Stored data —
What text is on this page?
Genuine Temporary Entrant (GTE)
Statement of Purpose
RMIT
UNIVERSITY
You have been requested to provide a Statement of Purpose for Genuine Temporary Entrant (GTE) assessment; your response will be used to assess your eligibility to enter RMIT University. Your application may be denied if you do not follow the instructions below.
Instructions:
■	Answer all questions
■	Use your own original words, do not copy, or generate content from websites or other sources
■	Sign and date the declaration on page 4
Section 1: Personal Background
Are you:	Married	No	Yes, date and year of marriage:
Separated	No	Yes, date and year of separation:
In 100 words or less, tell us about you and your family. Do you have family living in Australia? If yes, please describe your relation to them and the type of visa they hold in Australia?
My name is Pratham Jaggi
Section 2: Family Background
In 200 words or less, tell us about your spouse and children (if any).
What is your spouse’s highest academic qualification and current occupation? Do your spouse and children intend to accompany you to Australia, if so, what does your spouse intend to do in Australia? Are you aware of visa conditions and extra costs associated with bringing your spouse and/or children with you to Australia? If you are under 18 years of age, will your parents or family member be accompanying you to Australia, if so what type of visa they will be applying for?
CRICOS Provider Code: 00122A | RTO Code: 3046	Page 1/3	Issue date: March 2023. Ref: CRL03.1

Problem description — Exactly as they are written, print the entries again.

Output —
What text is on this page?
Genuine Temporary Entrant (GTE)
Statement of Purpose
RMIT
UNIVERSITY
You have been requested to provide a Statement of Purpose for Genuine Temporary Entrant (GTE) assessment; your response will be used to assess your eligibility to enter RMIT University. Your application may be denied if you do not follow the instructions below.
Instructions:
■	Answer all questions
■	Use your own original words, do not copy, or generate content from websites or other sources
■	Sign and date the declaration on page 4
Section 1: Personal Background
Are you:	Married	No	Yes, date and year of marriage:
Separated	No	Yes, date and year of separation:
In 100 words or less, tell us about you and your family. Do you have family living in Australia? If yes, please describe your relation to them and the type of visa they hold in Australia?
My name is Pratham Jaggi
Section 2: Family Background
In 200 words or less, tell us about your spouse and children (if any).
What is your spouse’s highest academic qualification and current occupation? Do your spouse and children intend to accompany you to Australia, if so, what does your spouse intend to do in Australia? Are you aware of visa conditions and extra costs associated with bringing your spouse and/or children with you to Australia? If you are under 18 years of age, will your parents or family member be accompanying you to Australia, if so what type of visa they will be applying for?
CRICOS Provider Code: 00122A | RTO Code: 3046	Page 1/3	Issue date: March 2023. Ref: CRL03.1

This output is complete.